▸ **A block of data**
---
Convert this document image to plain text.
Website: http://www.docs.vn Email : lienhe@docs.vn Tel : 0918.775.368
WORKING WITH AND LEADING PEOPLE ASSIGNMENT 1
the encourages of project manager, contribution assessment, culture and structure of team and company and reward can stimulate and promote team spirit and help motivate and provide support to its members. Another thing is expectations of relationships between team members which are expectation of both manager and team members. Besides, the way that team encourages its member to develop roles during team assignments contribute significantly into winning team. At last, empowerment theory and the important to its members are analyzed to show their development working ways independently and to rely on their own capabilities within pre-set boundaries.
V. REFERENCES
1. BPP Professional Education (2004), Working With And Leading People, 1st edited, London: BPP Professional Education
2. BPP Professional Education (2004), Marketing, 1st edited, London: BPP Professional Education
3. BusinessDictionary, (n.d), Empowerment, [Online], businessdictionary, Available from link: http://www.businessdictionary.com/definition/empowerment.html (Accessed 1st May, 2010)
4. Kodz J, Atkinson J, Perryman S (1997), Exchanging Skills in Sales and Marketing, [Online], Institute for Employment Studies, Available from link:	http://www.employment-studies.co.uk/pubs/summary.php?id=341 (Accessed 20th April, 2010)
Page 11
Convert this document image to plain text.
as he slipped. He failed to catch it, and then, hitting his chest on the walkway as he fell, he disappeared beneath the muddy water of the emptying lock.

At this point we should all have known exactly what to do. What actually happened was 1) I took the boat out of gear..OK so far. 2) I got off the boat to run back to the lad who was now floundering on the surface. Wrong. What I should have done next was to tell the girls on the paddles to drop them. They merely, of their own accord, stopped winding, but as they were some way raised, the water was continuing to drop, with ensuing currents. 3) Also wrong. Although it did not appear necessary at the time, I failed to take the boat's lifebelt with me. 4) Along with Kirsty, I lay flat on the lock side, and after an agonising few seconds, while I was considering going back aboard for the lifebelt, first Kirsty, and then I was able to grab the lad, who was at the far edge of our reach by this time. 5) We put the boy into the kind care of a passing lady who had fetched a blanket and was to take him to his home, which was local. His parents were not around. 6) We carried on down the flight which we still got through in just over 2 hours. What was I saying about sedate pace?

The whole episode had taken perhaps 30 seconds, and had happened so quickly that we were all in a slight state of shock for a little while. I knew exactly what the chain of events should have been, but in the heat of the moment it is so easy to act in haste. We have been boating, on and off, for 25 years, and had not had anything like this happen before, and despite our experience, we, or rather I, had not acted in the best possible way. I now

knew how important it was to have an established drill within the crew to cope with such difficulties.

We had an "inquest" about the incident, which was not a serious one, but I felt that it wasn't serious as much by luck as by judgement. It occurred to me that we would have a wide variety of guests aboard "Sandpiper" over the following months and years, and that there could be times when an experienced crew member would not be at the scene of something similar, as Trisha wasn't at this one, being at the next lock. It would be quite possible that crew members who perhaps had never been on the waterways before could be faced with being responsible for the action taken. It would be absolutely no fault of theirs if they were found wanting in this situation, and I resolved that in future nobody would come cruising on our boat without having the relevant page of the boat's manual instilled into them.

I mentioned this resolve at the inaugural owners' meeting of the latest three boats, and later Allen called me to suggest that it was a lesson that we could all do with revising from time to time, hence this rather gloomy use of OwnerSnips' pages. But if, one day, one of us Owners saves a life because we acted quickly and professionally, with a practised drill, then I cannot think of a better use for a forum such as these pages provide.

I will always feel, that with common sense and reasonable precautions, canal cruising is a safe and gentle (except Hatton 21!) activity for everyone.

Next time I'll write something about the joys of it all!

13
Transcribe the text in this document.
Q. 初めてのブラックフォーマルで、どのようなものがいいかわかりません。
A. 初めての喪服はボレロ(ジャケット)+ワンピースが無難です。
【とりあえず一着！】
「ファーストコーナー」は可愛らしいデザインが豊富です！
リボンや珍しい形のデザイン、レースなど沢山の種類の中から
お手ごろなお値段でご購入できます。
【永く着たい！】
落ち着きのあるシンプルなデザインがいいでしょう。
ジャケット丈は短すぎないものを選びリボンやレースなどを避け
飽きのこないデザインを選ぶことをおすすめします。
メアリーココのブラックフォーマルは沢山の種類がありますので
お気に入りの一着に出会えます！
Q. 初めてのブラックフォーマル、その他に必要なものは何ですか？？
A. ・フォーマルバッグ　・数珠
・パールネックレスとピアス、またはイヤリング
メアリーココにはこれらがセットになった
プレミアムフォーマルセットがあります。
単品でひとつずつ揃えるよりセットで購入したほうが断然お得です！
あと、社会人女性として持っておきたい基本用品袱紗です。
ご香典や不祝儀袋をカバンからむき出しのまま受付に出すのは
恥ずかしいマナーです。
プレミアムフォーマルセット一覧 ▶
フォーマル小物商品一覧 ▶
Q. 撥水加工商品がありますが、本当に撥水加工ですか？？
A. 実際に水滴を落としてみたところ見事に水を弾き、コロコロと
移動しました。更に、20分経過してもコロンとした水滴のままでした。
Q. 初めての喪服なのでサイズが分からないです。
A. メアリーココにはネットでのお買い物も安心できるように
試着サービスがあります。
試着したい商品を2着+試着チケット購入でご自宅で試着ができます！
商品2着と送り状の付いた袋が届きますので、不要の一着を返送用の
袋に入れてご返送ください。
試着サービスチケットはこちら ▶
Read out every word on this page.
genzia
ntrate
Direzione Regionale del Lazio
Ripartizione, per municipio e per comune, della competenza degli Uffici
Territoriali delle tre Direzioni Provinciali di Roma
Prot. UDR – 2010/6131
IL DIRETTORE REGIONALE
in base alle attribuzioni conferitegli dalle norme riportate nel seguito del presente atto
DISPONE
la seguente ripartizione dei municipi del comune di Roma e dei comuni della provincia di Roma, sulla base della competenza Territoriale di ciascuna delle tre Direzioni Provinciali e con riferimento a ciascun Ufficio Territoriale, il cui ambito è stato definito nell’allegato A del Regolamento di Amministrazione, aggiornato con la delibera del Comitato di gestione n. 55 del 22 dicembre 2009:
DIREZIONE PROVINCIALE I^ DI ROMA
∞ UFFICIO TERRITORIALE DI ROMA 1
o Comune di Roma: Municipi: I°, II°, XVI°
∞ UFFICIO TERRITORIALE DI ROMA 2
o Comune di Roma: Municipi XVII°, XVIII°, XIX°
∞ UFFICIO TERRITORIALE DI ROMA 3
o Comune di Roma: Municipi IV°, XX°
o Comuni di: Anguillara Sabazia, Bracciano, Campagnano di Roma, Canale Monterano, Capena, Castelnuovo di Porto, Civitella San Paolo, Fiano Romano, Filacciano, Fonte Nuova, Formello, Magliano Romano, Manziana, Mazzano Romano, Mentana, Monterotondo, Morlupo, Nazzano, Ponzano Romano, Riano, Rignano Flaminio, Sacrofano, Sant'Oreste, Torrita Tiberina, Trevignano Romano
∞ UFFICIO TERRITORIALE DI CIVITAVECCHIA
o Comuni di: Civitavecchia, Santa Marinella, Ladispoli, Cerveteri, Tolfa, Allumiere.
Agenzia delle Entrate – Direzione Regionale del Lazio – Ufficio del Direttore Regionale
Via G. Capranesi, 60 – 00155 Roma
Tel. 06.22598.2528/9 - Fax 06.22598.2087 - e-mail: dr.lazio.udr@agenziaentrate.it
---
▸ **WRITTEN EXERCISE**
Repeat the material word for word, in full.

▸ **REPLY**
Convert this document image to plain text.
Website: http://www.docs.vn Email : lienhe@docs.vn Tel : 0918.775.368
WORKING WITH AND LEADING PEOPLE ASSIGNMENT 1
the encourages of project manager, contribution assessment, culture and structure of team and company and reward can stimulate and promote team spirit and help motivate and provide support to its members. Another thing is expectations of relationships between team members which are expectation of both manager and team members. Besides, the way that team encourages its member to develop roles during team assignments contribute significantly into winning team. At last, empowerment theory and the important to its members are analyzed to show their development working ways independently and to rely on their own capabilities within pre-set boundaries.
V. REFERENCES
1. BPP Professional Education (2004), Working With And Leading People, 1st edited, London: BPP Professional Education
2. BPP Professional Education (2004), Marketing, 1st edited, London: BPP Professional Education
3. BusinessDictionary, (n.d), Empowerment, [Online], businessdictionary, Available from link: http://www.businessdictionary.com/definition/empowerment.html (Accessed 1st May, 2010)
4. Kodz J, Atkinson J, Perryman S (1997), Exchanging Skills in Sales and Marketing, [Online], Institute for Employment Studies, Available from link:	http://www.employment-studies.co.uk/pubs/summary.php?id=341 (Accessed 20th April, 2010)
Page 11
Convert this document image to plain text.
as he slipped. He failed to catch it, and then, hitting his chest on the walkway as he fell, he disappeared beneath the muddy water of the emptying lock.

At this point we should all have known exactly what to do. What actually happened was 1) I took the boat out of gear..OK so far. 2) I got off the boat to run back to the lad who was now floundering on the surface. Wrong. What I should have done next was to tell the girls on the paddles to drop them. They merely, of their own accord, stopped winding, but as they were some way raised, the water was continuing to drop, with ensuing currents. 3) Also wrong. Although it did not appear necessary at the time, I failed to take the boat's lifebelt with me. 4) Along with Kirsty, I lay flat on the lock side, and after an agonising few seconds, while I was considering going back aboard for the lifebelt, first Kirsty, and then I was able to grab the lad, who was at the far edge of our reach by this time. 5) We put the boy into the kind care of a passing lady who had fetched a blanket and was to take him to his home, which was local. His parents were not around. 6) We carried on down the flight which we still got through in just over 2 hours. What was I saying about sedate pace?

The whole episode had taken perhaps 30 seconds, and had happened so quickly that we were all in a slight state of shock for a little while. I knew exactly what the chain of events should have been, but in the heat of the moment it is so easy to act in haste. We have been boating, on and off, for 25 years, and had not had anything like this happen before, and despite our experience, we, or rather I, had not acted in the best possible way. I now

knew how important it was to have an established drill within the crew to cope with such difficulties.

We had an "inquest" about the incident, which was not a serious one, but I felt that it wasn't serious as much by luck as by judgement. It occurred to me that we would have a wide variety of guests aboard "Sandpiper" over the following months and years, and that there could be times when an experienced crew member would not be at the scene of something similar, as Trisha wasn't at this one, being at the next lock. It would be quite possible that crew members who perhaps had never been on the waterways before could be faced with being responsible for the action taken. It would be absolutely no fault of theirs if they were found wanting in this situation, and I resolved that in future nobody would come cruising on our boat without having the relevant page of the boat's manual instilled into them.

I mentioned this resolve at the inaugural owners' meeting of the latest three boats, and later Allen called me to suggest that it was a lesson that we could all do with revising from time to time, hence this rather gloomy use of OwnerSnips' pages. But if, one day, one of us Owners saves a life because we acted quickly and professionally, with a practised drill, then I cannot think of a better use for a forum such as these pages provide.

I will always feel, that with common sense and reasonable precautions, canal cruising is a safe and gentle (except Hatton 21!) activity for everyone.

Next time I'll write something about the joys of it all!

13
Transcribe the text in this document.
Q. 初めてのブラックフォーマルで、どのようなものがいいかわかりません。
A. 初めての喪服はボレロ(ジャケット)+ワンピースが無難です。
【とりあえず一着！】
「ファーストコーナー」は可愛らしいデザインが豊富です！
リボンや珍しい形のデザイン、レースなど沢山の種類の中から
お手ごろなお値段でご購入できます。
【永く着たい！】
落ち着きのあるシンプルなデザインがいいでしょう。
ジャケット丈は短すぎないものを選びリボンやレースなどを避け
飽きのこないデザインを選ぶことをおすすめします。
メアリーココのブラックフォーマルは沢山の種類がありますので
お気に入りの一着に出会えます！
Q. 初めてのブラックフォーマル、その他に必要なものは何ですか？？
A. ・フォーマルバッグ　・数珠
・パールネックレスとピアス、またはイヤリング
メアリーココにはこれらがセットになった
プレミアムフォーマルセットがあります。
単品でひとつずつ揃えるよりセットで購入したほうが断然お得です！
あと、社会人女性として持っておきたい基本用品袱紗です。
ご香典や不祝儀袋をカバンからむき出しのまま受付に出すのは
恥ずかしいマナーです。
プレミアムフォーマルセット一覧 ▶
フォーマル小物商品一覧 ▶
Q. 撥水加工商品がありますが、本当に撥水加工ですか？？
A. 実際に水滴を落としてみたところ見事に水を弾き、コロコロと
移動しました。更に、20分経過してもコロンとした水滴のままでした。
Q. 初めての喪服なのでサイズが分からないです。
A. メアリーココにはネットでのお買い物も安心できるように
試着サービスがあります。
試着したい商品を2着+試着チケット購入でご自宅で試着ができます！
商品2着と送り状の付いた袋が届きますので、不要の一着を返送用の
袋に入れてご返送ください。
試着サービスチケットはこちら ▶
Read out every word on this page.
genzia
ntrate
Direzione Regionale del Lazio
Ripartizione, per municipio e per comune, della competenza degli Uffici
Territoriali delle tre Direzioni Provinciali di Roma
Prot. UDR – 2010/6131
IL DIRETTORE REGIONALE
in base alle attribuzioni conferitegli dalle norme riportate nel seguito del presente atto
DISPONE
la seguente ripartizione dei municipi del comune di Roma e dei comuni della provincia di Roma, sulla base della competenza Territoriale di ciascuna delle tre Direzioni Provinciali e con riferimento a ciascun Ufficio Territoriale, il cui ambito è stato definito nell’allegato A del Regolamento di Amministrazione, aggiornato con la delibera del Comitato di gestione n. 55 del 22 dicembre 2009:
DIREZIONE PROVINCIALE I^ DI ROMA
∞ UFFICIO TERRITORIALE DI ROMA 1
o Comune di Roma: Municipi: I°, II°, XVI°
∞ UFFICIO TERRITORIALE DI ROMA 2
o Comune di Roma: Municipi XVII°, XVIII°, XIX°
∞ UFFICIO TERRITORIALE DI ROMA 3
o Comune di Roma: Municipi IV°, XX°
o Comuni di: Anguillara Sabazia, Bracciano, Campagnano di Roma, Canale Monterano, Capena, Castelnuovo di Porto, Civitella San Paolo, Fiano Romano, Filacciano, Fonte Nuova, Formello, Magliano Romano, Manziana, Mazzano Romano, Mentana, Monterotondo, Morlupo, Nazzano, Ponzano Romano, Riano, Rignano Flaminio, Sacrofano, Sant'Oreste, Torrita Tiberina, Trevignano Romano
∞ UFFICIO TERRITORIALE DI CIVITAVECCHIA
o Comuni di: Civitavecchia, Santa Marinella, Ladispoli, Cerveteri, Tolfa, Allumiere.
Agenzia delle Entrate – Direzione Regionale del Lazio – Ufficio del Direttore Regionale
Via G. Capranesi, 60 – 00155 Roma
Tel. 06.22598.2528/9 - Fax 06.22598.2087 - e-mail: dr.lazio.udr@agenziaentrate.it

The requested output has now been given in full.